_What you are asked to do:_ Using the listing below, copy every line that mentions "MUNICIPAL".

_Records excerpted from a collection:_
<<<<

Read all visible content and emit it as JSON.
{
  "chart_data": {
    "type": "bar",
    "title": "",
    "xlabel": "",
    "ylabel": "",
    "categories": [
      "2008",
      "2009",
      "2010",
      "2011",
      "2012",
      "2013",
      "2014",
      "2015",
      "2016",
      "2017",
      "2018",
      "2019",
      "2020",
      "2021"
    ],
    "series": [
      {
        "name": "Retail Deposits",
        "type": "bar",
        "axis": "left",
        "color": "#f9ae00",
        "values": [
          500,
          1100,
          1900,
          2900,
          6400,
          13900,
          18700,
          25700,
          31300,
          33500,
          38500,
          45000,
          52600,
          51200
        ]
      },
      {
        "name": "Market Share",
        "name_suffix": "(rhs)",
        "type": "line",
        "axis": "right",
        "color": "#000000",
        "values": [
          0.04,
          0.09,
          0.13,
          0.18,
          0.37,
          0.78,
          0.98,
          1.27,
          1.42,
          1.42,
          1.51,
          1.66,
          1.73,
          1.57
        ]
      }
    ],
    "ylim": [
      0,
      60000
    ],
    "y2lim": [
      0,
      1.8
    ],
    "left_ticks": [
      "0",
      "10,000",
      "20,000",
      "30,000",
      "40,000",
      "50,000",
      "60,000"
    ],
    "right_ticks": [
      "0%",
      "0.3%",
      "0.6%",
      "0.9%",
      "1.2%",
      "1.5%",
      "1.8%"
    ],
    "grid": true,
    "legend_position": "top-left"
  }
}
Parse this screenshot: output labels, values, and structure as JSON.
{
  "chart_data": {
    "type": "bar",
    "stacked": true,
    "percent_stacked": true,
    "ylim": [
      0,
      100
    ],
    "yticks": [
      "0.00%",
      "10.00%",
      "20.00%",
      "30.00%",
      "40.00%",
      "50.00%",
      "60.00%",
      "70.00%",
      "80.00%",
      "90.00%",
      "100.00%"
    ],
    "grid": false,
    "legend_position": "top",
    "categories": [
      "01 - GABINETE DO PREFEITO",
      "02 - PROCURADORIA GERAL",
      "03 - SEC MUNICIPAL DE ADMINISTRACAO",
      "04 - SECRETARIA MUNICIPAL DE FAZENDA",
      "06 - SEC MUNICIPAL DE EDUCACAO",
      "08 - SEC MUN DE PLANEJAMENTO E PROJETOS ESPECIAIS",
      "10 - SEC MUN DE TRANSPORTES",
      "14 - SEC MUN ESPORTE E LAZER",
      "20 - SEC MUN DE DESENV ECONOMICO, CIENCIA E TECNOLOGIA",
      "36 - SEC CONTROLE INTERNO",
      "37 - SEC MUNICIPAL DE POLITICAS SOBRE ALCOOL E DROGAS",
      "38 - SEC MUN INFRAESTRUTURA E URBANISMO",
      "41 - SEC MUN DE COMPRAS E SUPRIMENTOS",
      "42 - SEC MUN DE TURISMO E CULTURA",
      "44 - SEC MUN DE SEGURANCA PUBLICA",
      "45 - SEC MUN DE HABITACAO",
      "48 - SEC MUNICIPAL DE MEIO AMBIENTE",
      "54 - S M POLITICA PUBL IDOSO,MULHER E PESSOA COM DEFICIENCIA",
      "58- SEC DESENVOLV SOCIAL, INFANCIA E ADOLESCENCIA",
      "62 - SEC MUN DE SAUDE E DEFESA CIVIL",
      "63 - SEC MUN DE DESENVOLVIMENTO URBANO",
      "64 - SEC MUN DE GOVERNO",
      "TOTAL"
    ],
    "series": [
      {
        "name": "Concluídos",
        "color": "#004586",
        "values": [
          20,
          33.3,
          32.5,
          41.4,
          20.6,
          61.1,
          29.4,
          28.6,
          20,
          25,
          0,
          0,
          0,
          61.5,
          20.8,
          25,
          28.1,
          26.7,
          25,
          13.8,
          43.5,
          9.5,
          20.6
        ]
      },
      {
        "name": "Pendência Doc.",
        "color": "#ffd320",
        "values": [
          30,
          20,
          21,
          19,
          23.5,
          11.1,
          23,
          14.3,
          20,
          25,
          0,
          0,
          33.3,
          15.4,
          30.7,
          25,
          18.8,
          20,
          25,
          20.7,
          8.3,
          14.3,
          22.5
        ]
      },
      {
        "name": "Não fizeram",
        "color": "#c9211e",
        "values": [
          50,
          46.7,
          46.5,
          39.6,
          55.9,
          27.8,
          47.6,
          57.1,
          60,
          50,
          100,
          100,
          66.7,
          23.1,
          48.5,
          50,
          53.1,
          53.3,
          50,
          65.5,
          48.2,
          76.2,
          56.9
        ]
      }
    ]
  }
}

>>>>
<<<<

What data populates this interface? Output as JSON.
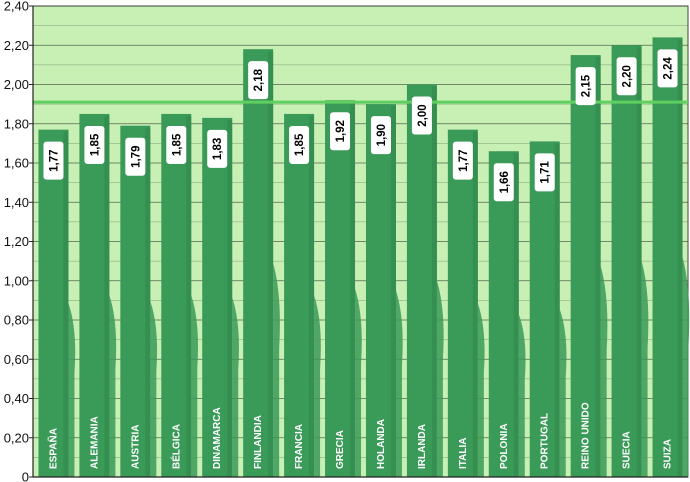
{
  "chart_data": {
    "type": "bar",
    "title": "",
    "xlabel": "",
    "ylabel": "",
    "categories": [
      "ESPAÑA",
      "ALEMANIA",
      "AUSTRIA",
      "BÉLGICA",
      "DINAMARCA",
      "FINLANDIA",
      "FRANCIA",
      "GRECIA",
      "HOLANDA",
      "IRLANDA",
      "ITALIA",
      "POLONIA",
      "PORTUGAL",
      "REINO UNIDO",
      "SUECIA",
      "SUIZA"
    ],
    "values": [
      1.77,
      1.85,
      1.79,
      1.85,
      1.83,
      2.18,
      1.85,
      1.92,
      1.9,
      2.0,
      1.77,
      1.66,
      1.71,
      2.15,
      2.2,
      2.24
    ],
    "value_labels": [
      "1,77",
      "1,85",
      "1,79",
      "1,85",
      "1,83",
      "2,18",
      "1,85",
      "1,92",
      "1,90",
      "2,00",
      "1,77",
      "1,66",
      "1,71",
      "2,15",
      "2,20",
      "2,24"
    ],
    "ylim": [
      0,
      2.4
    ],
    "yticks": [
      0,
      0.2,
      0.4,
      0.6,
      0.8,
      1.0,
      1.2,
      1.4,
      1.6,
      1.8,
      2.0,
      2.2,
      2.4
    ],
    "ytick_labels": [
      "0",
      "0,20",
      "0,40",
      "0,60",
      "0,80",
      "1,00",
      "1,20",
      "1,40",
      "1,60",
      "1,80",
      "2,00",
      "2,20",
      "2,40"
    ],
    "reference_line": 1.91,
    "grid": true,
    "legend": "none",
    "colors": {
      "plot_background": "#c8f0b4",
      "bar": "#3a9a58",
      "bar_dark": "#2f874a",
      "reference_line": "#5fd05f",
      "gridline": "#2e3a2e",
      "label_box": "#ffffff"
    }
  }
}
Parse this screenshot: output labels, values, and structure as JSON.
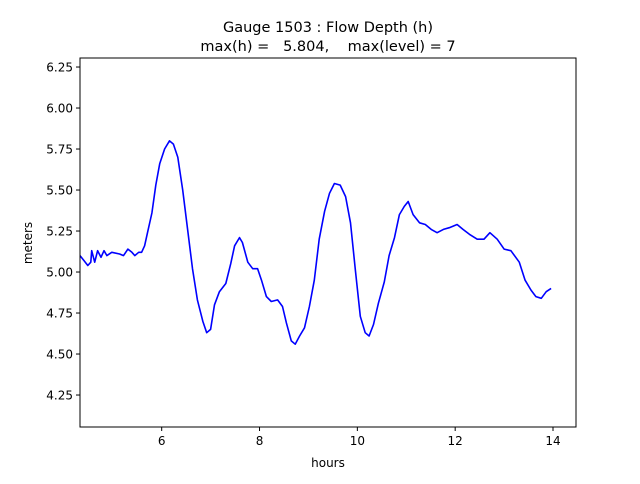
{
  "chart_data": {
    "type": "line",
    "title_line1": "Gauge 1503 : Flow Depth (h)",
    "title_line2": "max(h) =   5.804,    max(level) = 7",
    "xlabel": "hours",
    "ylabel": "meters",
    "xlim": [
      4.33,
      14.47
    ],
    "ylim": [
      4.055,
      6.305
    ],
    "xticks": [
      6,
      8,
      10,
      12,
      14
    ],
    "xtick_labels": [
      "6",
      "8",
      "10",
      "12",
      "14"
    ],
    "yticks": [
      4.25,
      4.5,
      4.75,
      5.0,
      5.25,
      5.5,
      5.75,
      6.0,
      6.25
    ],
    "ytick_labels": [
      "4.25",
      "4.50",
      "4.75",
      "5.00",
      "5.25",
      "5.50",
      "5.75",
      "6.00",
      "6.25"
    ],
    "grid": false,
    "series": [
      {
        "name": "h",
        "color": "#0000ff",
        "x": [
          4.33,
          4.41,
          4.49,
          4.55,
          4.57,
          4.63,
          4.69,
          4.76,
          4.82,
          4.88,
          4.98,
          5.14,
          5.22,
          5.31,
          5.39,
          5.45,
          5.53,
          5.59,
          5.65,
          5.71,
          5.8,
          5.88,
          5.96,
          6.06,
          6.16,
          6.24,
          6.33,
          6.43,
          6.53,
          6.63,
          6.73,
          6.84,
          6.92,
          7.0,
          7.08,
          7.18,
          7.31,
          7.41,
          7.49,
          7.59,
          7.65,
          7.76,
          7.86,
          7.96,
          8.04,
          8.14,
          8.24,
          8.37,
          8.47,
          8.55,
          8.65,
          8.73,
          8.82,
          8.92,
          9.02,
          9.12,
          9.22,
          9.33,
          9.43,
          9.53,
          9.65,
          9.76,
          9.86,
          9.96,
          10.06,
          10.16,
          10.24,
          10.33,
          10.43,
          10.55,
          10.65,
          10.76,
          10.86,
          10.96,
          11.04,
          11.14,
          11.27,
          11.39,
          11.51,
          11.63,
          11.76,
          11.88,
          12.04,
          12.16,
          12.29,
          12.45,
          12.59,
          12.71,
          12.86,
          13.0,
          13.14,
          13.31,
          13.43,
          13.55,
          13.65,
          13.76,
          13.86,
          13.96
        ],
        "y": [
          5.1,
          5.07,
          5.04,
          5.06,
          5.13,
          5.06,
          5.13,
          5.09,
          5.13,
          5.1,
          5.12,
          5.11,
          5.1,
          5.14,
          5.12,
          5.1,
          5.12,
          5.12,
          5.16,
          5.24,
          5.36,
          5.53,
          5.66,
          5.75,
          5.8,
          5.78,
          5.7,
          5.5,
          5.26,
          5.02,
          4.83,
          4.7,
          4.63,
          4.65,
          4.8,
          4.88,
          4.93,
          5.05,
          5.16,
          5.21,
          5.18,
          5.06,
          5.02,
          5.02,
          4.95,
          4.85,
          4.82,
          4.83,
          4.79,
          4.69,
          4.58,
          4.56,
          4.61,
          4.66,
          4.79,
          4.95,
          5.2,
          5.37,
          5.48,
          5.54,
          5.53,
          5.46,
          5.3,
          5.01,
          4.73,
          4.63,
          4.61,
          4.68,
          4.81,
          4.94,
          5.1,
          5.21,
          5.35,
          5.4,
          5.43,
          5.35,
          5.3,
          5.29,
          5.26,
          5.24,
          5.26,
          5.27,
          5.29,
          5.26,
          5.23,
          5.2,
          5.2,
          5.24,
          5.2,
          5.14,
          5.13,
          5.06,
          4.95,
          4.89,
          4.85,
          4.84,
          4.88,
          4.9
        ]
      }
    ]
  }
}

>>>>
<<<<

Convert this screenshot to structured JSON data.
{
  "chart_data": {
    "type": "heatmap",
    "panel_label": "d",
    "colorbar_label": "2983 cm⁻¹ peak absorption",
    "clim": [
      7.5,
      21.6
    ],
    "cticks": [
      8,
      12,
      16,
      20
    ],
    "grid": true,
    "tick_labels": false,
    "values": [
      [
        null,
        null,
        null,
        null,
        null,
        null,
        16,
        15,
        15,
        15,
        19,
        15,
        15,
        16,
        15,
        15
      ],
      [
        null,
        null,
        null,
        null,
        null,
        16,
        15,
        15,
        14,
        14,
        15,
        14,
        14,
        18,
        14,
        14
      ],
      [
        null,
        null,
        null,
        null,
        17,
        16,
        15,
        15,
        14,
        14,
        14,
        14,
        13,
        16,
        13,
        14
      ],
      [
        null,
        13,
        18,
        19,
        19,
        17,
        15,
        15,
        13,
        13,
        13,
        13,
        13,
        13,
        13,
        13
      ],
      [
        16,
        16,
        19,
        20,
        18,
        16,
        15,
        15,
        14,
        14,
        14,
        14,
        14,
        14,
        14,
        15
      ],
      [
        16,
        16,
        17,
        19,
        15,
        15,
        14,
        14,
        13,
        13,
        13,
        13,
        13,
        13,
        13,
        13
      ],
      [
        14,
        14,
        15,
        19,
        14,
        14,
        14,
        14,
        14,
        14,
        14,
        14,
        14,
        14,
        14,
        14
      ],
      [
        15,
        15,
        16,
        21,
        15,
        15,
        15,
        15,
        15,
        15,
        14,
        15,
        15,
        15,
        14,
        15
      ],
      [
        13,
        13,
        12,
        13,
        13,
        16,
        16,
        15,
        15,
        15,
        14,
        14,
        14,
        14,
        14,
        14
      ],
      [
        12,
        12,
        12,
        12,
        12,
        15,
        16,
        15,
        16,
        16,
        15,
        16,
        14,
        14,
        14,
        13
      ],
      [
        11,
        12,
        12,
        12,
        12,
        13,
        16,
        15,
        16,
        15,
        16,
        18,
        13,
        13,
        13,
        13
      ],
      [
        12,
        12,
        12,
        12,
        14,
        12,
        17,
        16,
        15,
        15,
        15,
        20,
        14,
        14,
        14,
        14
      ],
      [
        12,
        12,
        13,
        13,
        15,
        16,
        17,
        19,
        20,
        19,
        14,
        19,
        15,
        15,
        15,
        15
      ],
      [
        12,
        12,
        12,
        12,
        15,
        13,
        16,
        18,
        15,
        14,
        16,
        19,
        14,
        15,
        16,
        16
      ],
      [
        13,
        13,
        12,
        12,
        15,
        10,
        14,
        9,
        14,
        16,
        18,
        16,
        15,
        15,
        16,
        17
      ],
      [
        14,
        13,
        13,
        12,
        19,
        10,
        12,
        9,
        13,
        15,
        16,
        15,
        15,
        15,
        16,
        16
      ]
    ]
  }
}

>>>>

_Expected answer:_
      "03 - SEC MUNICIPAL DE ADMINISTRACAO",
      "04 - SECRETARIA MUNICIPAL DE FAZENDA",
      "06 - SEC MUNICIPAL DE EDUCACAO",
      "37 - SEC MUNICIPAL DE POLITICAS SOBRE ALCOOL E DROGAS",
      "48 - SEC MUNICIPAL DE MEIO AMBIENTE",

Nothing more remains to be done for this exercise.